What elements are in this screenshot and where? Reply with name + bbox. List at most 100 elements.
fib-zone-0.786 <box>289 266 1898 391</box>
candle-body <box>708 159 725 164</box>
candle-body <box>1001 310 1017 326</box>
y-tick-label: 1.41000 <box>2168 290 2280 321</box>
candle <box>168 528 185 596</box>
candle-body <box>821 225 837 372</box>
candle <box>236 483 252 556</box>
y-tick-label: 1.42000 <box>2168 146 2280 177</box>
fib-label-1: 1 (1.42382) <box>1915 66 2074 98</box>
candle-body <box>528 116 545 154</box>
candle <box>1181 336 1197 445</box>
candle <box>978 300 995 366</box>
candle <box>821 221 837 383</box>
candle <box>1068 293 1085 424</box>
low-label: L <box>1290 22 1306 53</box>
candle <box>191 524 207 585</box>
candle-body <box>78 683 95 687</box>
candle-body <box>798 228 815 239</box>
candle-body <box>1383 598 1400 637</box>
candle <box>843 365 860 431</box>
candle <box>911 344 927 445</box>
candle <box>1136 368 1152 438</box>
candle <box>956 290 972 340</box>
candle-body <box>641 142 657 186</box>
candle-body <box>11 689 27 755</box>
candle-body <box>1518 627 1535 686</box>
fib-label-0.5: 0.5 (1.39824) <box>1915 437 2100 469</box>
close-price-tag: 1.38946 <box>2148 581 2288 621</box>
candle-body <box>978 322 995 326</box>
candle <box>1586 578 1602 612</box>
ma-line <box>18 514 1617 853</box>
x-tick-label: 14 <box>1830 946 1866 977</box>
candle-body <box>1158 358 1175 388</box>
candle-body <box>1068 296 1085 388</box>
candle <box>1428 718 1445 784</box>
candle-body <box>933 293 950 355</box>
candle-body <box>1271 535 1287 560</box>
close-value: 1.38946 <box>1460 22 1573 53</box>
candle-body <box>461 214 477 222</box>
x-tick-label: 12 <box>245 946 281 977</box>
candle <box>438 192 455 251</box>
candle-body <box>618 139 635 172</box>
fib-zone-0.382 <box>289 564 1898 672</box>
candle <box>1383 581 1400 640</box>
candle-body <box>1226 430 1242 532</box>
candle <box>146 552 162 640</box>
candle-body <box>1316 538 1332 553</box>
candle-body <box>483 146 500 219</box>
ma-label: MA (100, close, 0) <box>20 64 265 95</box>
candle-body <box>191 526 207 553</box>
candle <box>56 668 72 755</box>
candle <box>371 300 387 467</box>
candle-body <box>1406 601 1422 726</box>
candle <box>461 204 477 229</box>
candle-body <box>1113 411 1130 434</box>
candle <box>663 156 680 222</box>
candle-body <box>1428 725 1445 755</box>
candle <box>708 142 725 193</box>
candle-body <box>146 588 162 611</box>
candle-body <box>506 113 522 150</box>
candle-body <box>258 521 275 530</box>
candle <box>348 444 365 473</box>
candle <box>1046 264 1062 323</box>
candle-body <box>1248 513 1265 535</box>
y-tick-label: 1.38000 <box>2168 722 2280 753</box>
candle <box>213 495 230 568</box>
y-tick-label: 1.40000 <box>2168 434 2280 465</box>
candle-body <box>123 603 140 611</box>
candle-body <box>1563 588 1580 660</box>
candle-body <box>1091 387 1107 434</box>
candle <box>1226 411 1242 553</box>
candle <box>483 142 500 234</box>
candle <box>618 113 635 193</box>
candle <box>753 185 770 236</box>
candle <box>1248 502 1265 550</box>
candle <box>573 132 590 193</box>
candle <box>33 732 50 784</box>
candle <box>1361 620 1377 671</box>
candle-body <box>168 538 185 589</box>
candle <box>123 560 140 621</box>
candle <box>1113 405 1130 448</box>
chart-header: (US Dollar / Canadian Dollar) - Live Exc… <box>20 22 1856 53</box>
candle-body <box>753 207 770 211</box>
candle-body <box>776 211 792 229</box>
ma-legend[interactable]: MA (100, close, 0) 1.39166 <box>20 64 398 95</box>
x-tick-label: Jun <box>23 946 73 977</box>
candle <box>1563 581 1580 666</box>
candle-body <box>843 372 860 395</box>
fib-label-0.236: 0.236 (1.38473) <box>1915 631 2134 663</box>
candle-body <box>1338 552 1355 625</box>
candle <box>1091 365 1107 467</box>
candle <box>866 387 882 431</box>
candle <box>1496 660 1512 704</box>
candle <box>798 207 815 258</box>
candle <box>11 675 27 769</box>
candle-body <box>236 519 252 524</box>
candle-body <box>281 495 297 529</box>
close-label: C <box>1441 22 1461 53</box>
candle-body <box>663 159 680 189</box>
━━━━━━
Rewrite all the lines above, swapping every "x-tick-label" for "x-axis-label" and leaving the rest untouched.

**FINAL RESULT:**
What elements are in this screenshot and where? Reply with name + bbox. List at most 100 elements.
fib-zone-0.786 <box>289 266 1898 391</box>
candle-body <box>708 159 725 164</box>
candle-body <box>1001 310 1017 326</box>
y-tick-label: 1.41000 <box>2168 290 2280 321</box>
candle <box>168 528 185 596</box>
candle-body <box>821 225 837 372</box>
candle <box>236 483 252 556</box>
y-tick-label: 1.42000 <box>2168 146 2280 177</box>
fib-label-1: 1 (1.42382) <box>1915 66 2074 98</box>
candle-body <box>528 116 545 154</box>
candle <box>1181 336 1197 445</box>
candle <box>978 300 995 366</box>
candle <box>821 221 837 383</box>
candle <box>1068 293 1085 424</box>
low-label: L <box>1290 22 1306 53</box>
candle <box>191 524 207 585</box>
candle-body <box>78 683 95 687</box>
candle-body <box>798 228 815 239</box>
candle-body <box>1383 598 1400 637</box>
candle <box>843 365 860 431</box>
candle <box>911 344 927 445</box>
candle <box>1136 368 1152 438</box>
candle <box>956 290 972 340</box>
candle-body <box>641 142 657 186</box>
candle-body <box>11 689 27 755</box>
candle-body <box>1518 627 1535 686</box>
fib-label-0.5: 0.5 (1.39824) <box>1915 437 2100 469</box>
close-price-tag: 1.38946 <box>2148 581 2288 621</box>
candle-body <box>978 322 995 326</box>
candle <box>1586 578 1602 612</box>
ma-line <box>18 514 1617 853</box>
x-axis-label: 14 <box>1830 946 1866 977</box>
candle-body <box>1158 358 1175 388</box>
candle-body <box>1068 296 1085 388</box>
candle <box>1428 718 1445 784</box>
candle-body <box>933 293 950 355</box>
candle-body <box>1271 535 1287 560</box>
close-value: 1.38946 <box>1460 22 1573 53</box>
candle-body <box>461 214 477 222</box>
x-axis-label: 12 <box>245 946 281 977</box>
candle <box>438 192 455 251</box>
candle-body <box>618 139 635 172</box>
fib-zone-0.382 <box>289 564 1898 672</box>
candle <box>1383 581 1400 640</box>
candle-body <box>1226 430 1242 532</box>
candle <box>146 552 162 640</box>
candle-body <box>1316 538 1332 553</box>
candle-body <box>483 146 500 219</box>
ma-label: MA (100, close, 0) <box>20 64 265 95</box>
candle-body <box>191 526 207 553</box>
candle <box>56 668 72 755</box>
candle <box>371 300 387 467</box>
candle-body <box>1406 601 1422 726</box>
candle <box>461 204 477 229</box>
candle-body <box>1113 411 1130 434</box>
candle <box>663 156 680 222</box>
candle-body <box>1428 725 1445 755</box>
candle <box>708 142 725 193</box>
candle-body <box>146 588 162 611</box>
candle-body <box>506 113 522 150</box>
candle-body <box>258 521 275 530</box>
candle <box>348 444 365 473</box>
candle <box>1046 264 1062 323</box>
candle-body <box>1248 513 1265 535</box>
y-tick-label: 1.38000 <box>2168 722 2280 753</box>
candle <box>213 495 230 568</box>
y-tick-label: 1.40000 <box>2168 434 2280 465</box>
candle-body <box>123 603 140 611</box>
candle-body <box>1563 588 1580 660</box>
candle-body <box>1091 387 1107 434</box>
candle <box>1226 411 1242 553</box>
candle <box>483 142 500 234</box>
candle <box>618 113 635 193</box>
candle <box>753 185 770 236</box>
candle <box>1248 502 1265 550</box>
candle <box>573 132 590 193</box>
candle <box>33 732 50 784</box>
candle <box>1361 620 1377 671</box>
candle-body <box>168 538 185 589</box>
candle <box>123 560 140 621</box>
candle <box>1113 405 1130 448</box>
chart-header: (US Dollar / Canadian Dollar) - Live Exc… <box>20 22 1856 53</box>
candle-body <box>753 207 770 211</box>
candle-body <box>776 211 792 229</box>
ma-legend[interactable]: MA (100, close, 0) 1.39166 <box>20 64 398 95</box>
x-axis-label: Jun <box>23 946 73 977</box>
candle <box>1563 581 1580 666</box>
candle-body <box>843 372 860 395</box>
fib-label-0.236: 0.236 (1.38473) <box>1915 631 2134 663</box>
candle-body <box>1338 552 1355 625</box>
candle <box>1091 365 1107 467</box>
candle <box>866 387 882 431</box>
candle <box>1496 660 1512 704</box>
candle <box>798 207 815 258</box>
candle <box>11 675 27 769</box>
candle-body <box>236 519 252 524</box>
candle-body <box>281 495 297 529</box>
close-label: C <box>1441 22 1461 53</box>
candle-body <box>663 159 680 189</box>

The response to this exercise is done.